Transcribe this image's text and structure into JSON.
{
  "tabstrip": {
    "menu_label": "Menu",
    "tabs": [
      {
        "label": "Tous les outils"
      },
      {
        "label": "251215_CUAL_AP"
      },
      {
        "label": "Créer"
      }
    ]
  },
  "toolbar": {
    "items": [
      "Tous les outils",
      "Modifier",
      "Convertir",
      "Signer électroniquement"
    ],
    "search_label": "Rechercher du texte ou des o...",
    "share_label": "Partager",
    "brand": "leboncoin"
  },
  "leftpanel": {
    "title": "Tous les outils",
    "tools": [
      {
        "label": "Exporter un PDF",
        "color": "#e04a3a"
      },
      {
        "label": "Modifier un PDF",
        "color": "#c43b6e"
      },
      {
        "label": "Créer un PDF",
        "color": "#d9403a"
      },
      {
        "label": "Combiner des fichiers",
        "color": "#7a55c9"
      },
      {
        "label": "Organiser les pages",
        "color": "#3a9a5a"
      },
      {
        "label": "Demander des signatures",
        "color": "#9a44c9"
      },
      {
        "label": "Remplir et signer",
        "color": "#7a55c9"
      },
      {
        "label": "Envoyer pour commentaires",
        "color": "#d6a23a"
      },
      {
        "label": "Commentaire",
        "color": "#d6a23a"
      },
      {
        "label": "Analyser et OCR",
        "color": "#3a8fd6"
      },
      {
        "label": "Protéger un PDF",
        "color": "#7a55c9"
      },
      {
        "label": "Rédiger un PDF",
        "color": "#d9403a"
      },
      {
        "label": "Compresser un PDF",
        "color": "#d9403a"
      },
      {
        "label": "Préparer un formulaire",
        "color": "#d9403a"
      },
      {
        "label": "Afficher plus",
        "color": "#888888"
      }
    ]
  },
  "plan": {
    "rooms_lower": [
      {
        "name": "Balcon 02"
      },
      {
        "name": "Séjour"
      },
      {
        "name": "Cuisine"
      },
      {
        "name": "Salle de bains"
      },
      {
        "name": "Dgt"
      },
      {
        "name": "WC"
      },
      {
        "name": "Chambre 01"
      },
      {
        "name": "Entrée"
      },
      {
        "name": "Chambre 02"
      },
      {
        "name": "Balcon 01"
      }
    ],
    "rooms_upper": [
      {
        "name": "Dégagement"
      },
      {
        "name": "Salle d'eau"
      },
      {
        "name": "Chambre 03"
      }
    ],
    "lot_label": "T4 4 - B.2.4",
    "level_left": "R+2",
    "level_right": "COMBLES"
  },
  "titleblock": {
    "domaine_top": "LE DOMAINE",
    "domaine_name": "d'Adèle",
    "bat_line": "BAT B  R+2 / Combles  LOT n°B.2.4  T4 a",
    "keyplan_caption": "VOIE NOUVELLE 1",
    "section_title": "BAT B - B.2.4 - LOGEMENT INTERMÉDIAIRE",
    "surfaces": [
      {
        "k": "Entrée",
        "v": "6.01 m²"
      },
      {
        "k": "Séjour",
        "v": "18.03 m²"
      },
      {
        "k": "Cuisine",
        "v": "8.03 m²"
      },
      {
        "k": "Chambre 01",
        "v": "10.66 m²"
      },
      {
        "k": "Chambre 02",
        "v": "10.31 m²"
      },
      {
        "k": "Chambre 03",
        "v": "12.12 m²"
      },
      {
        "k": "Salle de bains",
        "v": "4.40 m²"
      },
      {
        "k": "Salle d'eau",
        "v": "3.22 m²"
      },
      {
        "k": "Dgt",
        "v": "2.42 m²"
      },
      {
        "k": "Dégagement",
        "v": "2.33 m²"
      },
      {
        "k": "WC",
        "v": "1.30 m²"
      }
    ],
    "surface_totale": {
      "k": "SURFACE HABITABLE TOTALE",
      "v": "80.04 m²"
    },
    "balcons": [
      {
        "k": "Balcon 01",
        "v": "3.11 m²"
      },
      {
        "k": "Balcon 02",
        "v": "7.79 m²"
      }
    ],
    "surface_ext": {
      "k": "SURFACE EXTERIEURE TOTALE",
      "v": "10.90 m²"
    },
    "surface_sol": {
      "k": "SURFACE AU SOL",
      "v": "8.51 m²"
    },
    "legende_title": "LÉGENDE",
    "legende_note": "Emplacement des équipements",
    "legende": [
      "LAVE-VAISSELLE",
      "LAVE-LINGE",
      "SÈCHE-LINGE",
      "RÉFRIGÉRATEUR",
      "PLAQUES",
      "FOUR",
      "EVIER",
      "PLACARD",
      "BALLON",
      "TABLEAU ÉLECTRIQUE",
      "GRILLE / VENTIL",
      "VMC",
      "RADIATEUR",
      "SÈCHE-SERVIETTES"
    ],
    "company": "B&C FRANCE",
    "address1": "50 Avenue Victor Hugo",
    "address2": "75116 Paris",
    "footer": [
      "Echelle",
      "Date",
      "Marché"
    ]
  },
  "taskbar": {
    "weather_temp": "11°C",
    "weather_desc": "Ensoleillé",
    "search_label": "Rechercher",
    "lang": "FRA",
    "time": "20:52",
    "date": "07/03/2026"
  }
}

***

(WHAT YOU NEED TO DO): Identify which lines contain the word "Rechercher" and copy each one.

(SOLUTION FOR THIS TASK):
    "search_label": "Rechercher du texte ou des o...",
    "search_label": "Rechercher",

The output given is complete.